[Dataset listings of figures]
╭──

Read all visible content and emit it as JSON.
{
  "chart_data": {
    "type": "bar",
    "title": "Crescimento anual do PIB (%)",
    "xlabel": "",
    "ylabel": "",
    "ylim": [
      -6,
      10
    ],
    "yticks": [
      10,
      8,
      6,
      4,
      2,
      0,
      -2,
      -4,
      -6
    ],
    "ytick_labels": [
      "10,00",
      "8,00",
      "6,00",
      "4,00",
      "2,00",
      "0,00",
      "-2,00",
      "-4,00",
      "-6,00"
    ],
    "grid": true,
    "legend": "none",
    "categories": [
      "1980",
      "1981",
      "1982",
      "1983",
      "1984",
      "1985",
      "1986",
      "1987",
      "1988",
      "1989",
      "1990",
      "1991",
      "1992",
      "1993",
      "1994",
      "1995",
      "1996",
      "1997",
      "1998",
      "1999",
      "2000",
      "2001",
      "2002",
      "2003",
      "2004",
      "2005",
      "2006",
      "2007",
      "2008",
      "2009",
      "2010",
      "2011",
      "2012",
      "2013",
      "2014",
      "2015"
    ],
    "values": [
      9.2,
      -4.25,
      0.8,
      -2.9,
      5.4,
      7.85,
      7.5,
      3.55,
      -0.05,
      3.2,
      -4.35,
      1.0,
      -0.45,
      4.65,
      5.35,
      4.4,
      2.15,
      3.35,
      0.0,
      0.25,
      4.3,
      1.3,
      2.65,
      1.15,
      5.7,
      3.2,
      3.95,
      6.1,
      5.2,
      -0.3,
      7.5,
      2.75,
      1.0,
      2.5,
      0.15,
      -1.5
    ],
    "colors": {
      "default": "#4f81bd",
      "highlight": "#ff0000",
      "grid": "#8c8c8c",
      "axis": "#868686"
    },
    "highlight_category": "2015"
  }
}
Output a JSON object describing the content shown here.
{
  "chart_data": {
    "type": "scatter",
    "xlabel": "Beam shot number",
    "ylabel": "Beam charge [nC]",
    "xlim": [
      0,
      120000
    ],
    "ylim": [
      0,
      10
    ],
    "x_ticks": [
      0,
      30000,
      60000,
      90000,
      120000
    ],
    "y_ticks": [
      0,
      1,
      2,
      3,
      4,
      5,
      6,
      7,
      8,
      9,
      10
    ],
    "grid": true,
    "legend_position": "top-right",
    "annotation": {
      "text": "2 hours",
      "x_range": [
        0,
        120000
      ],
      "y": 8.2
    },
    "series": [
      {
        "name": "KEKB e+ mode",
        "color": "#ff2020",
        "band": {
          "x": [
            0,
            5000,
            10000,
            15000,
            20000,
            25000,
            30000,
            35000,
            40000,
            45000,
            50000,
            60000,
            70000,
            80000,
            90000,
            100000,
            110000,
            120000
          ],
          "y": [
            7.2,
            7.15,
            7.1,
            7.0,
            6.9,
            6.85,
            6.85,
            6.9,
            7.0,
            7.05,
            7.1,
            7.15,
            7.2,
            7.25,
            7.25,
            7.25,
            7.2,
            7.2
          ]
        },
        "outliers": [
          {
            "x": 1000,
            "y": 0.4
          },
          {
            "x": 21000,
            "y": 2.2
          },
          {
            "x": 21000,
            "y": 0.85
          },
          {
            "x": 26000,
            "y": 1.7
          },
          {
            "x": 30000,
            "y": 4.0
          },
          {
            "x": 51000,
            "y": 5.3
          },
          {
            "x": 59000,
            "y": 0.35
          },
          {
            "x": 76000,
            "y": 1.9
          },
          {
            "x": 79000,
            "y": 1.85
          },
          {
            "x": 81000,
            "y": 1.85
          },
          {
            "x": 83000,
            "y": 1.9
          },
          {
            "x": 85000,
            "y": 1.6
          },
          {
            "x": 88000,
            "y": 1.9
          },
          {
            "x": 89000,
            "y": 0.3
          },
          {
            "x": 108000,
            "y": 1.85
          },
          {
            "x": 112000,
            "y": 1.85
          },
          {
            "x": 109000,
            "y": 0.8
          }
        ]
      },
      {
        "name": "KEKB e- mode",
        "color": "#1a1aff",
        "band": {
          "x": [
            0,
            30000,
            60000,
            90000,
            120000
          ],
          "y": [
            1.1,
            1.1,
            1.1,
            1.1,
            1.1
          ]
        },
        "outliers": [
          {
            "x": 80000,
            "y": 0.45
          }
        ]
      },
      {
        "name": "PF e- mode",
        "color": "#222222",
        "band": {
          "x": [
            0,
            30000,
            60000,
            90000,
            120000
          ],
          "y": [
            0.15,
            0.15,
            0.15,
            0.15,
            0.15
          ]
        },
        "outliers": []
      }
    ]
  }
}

╰──

TASK OBJECTIVE
In the entries above, find each line with the word "name" and copy it.

WRITTEN RESPONSE
        "name": "KEKB e+ mode",
        "name": "KEKB e- mode",
        "name": "PF e- mode",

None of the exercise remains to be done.